#### Required task
Go through the entries below and copy each line containing the word "true".

#### Provided data

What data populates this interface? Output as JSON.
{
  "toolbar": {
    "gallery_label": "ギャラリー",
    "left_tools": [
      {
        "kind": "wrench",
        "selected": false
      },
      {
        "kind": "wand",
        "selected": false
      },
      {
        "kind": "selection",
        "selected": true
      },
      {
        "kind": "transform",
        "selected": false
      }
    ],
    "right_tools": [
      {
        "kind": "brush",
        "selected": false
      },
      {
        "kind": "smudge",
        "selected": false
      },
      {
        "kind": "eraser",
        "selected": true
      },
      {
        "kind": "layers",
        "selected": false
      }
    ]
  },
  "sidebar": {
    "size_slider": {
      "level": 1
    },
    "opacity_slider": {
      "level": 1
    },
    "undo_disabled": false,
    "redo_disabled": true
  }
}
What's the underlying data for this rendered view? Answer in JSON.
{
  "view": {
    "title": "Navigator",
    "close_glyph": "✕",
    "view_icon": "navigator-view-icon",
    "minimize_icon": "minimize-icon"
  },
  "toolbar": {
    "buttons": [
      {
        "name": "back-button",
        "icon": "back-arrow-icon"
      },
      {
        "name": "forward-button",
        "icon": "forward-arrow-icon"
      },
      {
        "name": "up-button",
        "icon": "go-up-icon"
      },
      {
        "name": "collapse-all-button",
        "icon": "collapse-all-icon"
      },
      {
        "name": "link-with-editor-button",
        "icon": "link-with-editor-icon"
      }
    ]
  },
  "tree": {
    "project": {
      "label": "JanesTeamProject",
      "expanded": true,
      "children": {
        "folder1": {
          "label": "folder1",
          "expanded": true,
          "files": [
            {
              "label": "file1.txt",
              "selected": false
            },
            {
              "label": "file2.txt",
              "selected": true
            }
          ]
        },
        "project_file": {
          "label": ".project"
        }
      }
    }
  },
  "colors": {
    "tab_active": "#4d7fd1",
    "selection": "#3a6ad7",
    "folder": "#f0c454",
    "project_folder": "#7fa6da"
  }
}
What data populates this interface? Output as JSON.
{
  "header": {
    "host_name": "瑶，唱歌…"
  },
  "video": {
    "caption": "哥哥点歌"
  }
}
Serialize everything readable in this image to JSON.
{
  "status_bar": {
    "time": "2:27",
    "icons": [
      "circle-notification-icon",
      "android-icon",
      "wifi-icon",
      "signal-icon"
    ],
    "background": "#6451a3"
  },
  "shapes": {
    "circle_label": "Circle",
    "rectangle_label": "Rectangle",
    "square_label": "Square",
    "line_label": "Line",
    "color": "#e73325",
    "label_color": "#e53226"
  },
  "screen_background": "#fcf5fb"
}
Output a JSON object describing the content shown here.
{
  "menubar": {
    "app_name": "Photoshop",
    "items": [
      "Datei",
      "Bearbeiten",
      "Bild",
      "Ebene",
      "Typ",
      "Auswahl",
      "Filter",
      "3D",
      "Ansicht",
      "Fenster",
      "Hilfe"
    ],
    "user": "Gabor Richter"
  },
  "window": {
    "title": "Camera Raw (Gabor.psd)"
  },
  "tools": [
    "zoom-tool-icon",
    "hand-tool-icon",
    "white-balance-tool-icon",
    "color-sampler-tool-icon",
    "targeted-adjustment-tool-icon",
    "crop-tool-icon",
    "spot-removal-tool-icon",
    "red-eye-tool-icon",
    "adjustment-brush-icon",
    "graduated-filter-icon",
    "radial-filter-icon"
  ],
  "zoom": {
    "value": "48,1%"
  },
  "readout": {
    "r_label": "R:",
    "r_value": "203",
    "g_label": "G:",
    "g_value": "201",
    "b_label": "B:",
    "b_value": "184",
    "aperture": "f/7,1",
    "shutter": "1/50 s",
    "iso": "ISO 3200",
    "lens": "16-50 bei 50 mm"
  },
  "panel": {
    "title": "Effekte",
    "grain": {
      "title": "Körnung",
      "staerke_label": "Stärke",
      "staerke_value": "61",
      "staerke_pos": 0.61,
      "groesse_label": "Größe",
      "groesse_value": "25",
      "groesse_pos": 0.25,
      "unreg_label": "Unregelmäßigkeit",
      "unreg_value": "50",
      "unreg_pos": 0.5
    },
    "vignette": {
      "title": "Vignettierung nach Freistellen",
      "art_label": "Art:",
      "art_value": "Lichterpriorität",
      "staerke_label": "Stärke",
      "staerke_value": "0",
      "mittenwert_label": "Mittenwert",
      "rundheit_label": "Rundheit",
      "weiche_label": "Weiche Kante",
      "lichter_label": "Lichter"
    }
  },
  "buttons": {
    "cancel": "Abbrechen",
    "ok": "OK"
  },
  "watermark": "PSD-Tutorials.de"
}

########

#### Task solution
        "selected": true
        "selected": true
    "redo_disabled": true
      "expanded": true,
          "expanded": true,
              "selected": true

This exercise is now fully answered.